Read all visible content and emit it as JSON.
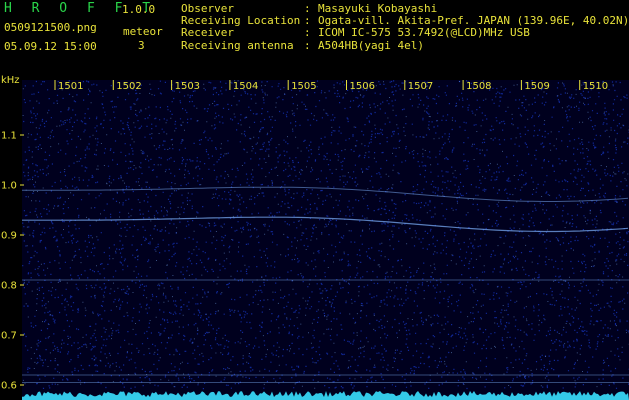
{
  "header": {
    "app_title": "H R O F F T",
    "version": "1.0.0",
    "filename": "0509121500.png",
    "datetime": "05.09.12 15:00",
    "meteor_label": "meteor",
    "meteor_count": "3"
  },
  "info": {
    "rows": [
      {
        "key": "Observer",
        "sep": ":",
        "value": "Masayuki Kobayashi"
      },
      {
        "key": "Receiving Location",
        "sep": ":",
        "value": "Ogata-vill. Akita-Pref. JAPAN (139.96E, 40.02N)"
      },
      {
        "key": "Receiver",
        "sep": ":",
        "value": "ICOM IC-575 53.7492(@LCD)MHz USB"
      },
      {
        "key": "Receiving antenna",
        "sep": ":",
        "value": "A504HB(yagi 4el)"
      }
    ]
  },
  "spectrogram": {
    "y_unit": "kHz",
    "y_ticks": [
      "1.1",
      "1.0",
      "0.9",
      "0.8",
      "0.7",
      "0.6"
    ],
    "y_range": [
      0.57,
      1.21
    ],
    "minute_labels": [
      "1501",
      "1502",
      "1503",
      "1504",
      "1505",
      "1506",
      "1507",
      "1508",
      "1509",
      "1510"
    ],
    "colors": {
      "label": "#e8e23a",
      "background": "#00001e",
      "noise": "#1f49ff",
      "trace": "#7fb4ff",
      "baseline": "#3ae0ff"
    }
  }
}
⁂
Task instructions: Each line of the data should be quoted exactly, with pictures left out.

Answer to the exercise:
Read all visible content and emit it as JSON.
{
  "header": {
    "app_title": "H R O F F T",
    "version": "1.0.0",
    "filename": "0509121500.png",
    "datetime": "05.09.12 15:00",
    "meteor_label": "meteor",
    "meteor_count": "3"
  },
  "info": {
    "rows": [
      {
        "key": "Observer",
        "sep": ":",
        "value": "Masayuki Kobayashi"
      },
      {
        "key": "Receiving Location",
        "sep": ":",
        "value": "Ogata-vill. Akita-Pref. JAPAN (139.96E, 40.02N)"
      },
      {
        "key": "Receiver",
        "sep": ":",
        "value": "ICOM IC-575 53.7492(@LCD)MHz USB"
      },
      {
        "key": "Receiving antenna",
        "sep": ":",
        "value": "A504HB(yagi 4el)"
      }
    ]
  },
  "spectrogram": {
    "y_unit": "kHz",
    "y_ticks": [
      "1.1",
      "1.0",
      "0.9",
      "0.8",
      "0.7",
      "0.6"
    ],
    "y_range": [
      0.57,
      1.21
    ],
    "minute_labels": [
      "1501",
      "1502",
      "1503",
      "1504",
      "1505",
      "1506",
      "1507",
      "1508",
      "1509",
      "1510"
    ],
    "colors": {
      "label": "#e8e23a",
      "background": "#00001e",
      "noise": "#1f49ff",
      "trace": "#7fb4ff",
      "baseline": "#3ae0ff"
    }
  }
}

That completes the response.